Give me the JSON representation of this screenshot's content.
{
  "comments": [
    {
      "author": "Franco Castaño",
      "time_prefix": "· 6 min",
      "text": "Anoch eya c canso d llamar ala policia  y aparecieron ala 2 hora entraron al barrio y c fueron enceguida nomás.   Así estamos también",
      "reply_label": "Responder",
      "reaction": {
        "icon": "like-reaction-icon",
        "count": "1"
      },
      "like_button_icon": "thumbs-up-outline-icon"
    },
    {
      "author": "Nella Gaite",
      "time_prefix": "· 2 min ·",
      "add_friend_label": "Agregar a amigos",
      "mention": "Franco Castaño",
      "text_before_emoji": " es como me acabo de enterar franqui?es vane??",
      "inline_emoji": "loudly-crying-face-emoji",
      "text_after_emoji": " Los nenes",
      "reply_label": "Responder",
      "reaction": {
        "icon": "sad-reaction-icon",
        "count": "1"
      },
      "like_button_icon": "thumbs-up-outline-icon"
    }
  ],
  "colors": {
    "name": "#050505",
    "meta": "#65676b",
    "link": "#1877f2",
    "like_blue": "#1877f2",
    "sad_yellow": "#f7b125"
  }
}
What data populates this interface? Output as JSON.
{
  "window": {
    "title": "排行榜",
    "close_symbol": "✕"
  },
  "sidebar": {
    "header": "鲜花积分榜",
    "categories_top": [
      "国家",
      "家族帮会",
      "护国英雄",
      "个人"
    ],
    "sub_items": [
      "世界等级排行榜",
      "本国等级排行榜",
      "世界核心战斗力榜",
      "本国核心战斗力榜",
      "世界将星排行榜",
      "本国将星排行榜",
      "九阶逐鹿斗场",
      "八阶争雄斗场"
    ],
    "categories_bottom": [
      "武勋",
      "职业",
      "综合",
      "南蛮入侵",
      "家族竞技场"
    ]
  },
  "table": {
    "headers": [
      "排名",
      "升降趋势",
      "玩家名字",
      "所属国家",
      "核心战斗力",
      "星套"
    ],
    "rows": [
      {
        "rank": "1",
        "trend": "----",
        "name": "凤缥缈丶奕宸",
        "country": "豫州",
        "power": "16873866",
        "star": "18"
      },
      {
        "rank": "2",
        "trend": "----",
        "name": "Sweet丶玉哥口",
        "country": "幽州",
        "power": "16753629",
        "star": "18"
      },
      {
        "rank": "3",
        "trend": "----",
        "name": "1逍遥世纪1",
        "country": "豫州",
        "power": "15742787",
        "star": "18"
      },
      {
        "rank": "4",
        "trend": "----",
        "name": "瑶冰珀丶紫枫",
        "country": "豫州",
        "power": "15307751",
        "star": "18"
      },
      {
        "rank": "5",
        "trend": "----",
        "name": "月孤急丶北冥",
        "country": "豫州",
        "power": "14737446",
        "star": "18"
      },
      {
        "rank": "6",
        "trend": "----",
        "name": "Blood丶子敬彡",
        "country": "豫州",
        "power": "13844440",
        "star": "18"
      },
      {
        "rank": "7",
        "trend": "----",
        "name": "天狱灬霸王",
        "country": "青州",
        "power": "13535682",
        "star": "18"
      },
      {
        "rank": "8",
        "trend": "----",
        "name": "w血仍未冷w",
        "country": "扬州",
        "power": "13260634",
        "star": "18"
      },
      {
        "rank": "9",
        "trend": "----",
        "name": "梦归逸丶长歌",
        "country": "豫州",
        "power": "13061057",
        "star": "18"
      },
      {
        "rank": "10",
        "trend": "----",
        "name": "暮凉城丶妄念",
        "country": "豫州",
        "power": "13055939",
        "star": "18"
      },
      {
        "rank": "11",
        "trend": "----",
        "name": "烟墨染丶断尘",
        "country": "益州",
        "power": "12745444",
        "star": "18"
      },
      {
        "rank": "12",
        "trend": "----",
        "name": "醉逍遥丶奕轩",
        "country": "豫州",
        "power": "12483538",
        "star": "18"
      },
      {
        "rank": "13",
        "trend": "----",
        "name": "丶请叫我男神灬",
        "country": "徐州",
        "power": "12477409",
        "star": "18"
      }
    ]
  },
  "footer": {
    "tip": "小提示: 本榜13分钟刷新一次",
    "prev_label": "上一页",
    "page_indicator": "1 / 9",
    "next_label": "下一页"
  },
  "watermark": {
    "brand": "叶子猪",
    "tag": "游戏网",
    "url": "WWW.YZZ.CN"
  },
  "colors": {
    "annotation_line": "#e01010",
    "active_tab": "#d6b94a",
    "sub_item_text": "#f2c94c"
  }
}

» AIM: Gather all lines from the listing above in which "author" occurs.

» ANSWER BELOW:
      "author": "Franco Castaño",
      "author": "Nella Gaite",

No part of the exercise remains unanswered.